» Exercise: Gather the lines that hold the string "JSON".

» Available records:
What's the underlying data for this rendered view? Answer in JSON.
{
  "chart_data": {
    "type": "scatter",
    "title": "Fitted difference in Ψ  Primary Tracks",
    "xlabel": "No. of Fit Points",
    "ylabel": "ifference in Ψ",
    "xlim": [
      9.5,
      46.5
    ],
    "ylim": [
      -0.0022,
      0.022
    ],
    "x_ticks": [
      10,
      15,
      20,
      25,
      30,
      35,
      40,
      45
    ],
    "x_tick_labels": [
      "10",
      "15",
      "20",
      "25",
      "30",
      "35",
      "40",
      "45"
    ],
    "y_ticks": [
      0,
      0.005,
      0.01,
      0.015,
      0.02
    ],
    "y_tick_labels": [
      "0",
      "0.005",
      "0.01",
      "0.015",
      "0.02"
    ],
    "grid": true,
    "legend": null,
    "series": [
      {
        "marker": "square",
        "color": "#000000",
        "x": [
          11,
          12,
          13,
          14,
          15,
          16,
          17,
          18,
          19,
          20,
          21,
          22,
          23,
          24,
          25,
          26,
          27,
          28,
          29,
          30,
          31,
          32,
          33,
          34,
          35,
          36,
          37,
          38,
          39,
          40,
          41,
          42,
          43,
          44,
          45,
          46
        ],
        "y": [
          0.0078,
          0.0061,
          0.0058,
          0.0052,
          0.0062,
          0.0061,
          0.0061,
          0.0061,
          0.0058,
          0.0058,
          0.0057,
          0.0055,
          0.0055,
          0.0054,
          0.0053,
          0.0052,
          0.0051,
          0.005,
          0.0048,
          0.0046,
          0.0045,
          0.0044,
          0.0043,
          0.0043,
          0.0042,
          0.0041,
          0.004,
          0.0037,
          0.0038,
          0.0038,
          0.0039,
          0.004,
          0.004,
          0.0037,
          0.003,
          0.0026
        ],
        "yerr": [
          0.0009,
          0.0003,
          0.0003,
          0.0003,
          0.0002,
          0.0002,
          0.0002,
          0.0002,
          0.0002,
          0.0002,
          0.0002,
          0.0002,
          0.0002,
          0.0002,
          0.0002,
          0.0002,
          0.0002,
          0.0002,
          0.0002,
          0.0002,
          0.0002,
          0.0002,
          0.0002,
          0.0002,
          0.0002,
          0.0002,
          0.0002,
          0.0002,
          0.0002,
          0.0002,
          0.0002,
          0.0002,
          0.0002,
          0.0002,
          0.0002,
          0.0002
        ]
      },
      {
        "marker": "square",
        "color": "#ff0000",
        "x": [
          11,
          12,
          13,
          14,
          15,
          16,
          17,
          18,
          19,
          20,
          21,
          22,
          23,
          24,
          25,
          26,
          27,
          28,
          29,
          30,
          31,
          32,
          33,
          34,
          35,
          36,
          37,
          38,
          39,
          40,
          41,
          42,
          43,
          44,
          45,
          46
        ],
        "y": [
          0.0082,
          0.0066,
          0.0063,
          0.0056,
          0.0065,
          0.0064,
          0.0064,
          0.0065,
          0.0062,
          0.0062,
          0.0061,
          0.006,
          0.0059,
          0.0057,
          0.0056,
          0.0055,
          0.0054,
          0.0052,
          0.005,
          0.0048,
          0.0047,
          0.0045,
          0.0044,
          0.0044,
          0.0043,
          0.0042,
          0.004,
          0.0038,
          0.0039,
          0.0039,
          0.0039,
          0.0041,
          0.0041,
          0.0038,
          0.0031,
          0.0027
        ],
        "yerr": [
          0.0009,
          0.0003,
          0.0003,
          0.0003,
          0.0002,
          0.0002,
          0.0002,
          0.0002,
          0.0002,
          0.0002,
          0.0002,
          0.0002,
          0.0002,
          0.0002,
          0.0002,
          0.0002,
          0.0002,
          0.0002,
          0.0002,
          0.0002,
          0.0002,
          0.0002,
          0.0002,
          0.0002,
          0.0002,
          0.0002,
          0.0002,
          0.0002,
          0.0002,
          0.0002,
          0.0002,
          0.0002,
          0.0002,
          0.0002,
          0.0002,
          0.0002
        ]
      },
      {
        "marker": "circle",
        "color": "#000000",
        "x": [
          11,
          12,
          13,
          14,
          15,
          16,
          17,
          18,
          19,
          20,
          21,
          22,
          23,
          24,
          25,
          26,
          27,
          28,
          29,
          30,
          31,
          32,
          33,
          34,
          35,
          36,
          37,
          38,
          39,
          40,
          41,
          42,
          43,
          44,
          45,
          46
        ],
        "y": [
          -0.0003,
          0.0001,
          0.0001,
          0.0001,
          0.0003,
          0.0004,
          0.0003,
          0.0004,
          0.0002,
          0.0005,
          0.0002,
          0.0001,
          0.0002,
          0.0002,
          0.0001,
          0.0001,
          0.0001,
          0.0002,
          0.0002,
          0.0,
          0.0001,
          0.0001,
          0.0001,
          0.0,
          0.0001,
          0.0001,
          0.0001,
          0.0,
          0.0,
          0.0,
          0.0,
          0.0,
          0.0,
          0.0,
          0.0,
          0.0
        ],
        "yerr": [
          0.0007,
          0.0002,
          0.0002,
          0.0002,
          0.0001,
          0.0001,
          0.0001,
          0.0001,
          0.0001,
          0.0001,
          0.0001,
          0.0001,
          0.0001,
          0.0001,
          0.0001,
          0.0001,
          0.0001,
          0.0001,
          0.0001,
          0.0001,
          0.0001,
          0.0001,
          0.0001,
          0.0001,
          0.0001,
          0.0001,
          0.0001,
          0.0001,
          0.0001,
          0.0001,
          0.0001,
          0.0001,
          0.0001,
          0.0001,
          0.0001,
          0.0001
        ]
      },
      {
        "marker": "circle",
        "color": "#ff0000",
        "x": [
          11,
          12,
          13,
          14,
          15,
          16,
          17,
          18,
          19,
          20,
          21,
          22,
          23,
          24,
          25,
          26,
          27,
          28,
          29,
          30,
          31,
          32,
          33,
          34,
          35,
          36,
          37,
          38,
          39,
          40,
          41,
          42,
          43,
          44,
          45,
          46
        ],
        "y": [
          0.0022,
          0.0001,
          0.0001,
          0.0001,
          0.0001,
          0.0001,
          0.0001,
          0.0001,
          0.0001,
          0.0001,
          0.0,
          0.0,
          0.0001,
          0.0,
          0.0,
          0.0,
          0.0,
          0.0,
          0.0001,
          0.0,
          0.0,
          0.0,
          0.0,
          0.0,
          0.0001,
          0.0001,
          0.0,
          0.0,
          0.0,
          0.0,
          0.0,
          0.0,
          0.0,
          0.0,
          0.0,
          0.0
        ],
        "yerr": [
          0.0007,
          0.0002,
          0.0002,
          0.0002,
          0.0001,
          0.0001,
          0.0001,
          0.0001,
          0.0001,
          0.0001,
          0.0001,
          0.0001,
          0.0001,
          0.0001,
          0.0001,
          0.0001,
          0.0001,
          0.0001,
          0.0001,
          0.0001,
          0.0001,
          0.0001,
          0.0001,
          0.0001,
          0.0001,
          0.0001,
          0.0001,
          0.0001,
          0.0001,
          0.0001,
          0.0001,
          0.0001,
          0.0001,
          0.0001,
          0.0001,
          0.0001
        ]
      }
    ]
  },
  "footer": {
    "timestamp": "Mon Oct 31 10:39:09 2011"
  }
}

...

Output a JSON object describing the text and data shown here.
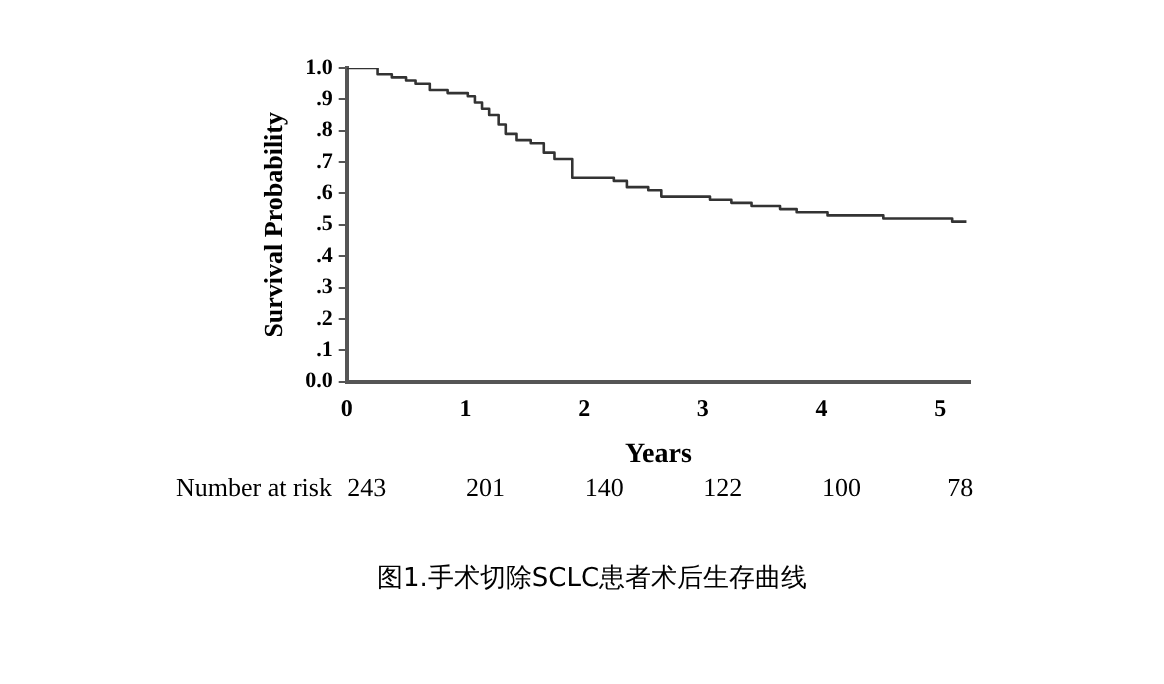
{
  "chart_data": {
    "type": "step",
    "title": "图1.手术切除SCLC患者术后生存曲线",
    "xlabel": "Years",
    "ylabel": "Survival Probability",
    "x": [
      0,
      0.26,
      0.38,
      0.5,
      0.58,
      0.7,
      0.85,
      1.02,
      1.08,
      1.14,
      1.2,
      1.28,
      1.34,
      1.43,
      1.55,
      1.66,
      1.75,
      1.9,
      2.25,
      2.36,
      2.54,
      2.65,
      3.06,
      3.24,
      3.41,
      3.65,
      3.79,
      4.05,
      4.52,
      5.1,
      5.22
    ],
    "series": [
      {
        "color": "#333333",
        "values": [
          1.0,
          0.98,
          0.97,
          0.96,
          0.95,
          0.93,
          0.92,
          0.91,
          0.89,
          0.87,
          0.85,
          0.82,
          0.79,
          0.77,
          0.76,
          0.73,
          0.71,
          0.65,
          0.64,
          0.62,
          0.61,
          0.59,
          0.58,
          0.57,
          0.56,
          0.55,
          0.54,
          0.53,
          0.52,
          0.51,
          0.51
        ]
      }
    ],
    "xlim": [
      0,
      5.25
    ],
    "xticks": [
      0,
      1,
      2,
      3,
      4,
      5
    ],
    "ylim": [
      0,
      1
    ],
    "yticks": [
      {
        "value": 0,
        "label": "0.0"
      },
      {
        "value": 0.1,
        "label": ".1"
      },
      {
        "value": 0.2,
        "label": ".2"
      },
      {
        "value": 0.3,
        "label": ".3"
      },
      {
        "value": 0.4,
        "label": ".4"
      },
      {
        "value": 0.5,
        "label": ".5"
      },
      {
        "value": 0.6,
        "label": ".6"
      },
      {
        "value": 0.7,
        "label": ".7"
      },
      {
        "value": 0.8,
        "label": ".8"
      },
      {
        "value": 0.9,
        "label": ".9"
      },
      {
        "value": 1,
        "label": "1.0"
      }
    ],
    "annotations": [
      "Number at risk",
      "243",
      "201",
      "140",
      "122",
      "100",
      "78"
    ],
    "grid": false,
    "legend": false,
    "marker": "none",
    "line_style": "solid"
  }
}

» Reply:
What's the underlying data for this rendered view? Answer in JSON.
Output a JSON object describing the text and data shown here.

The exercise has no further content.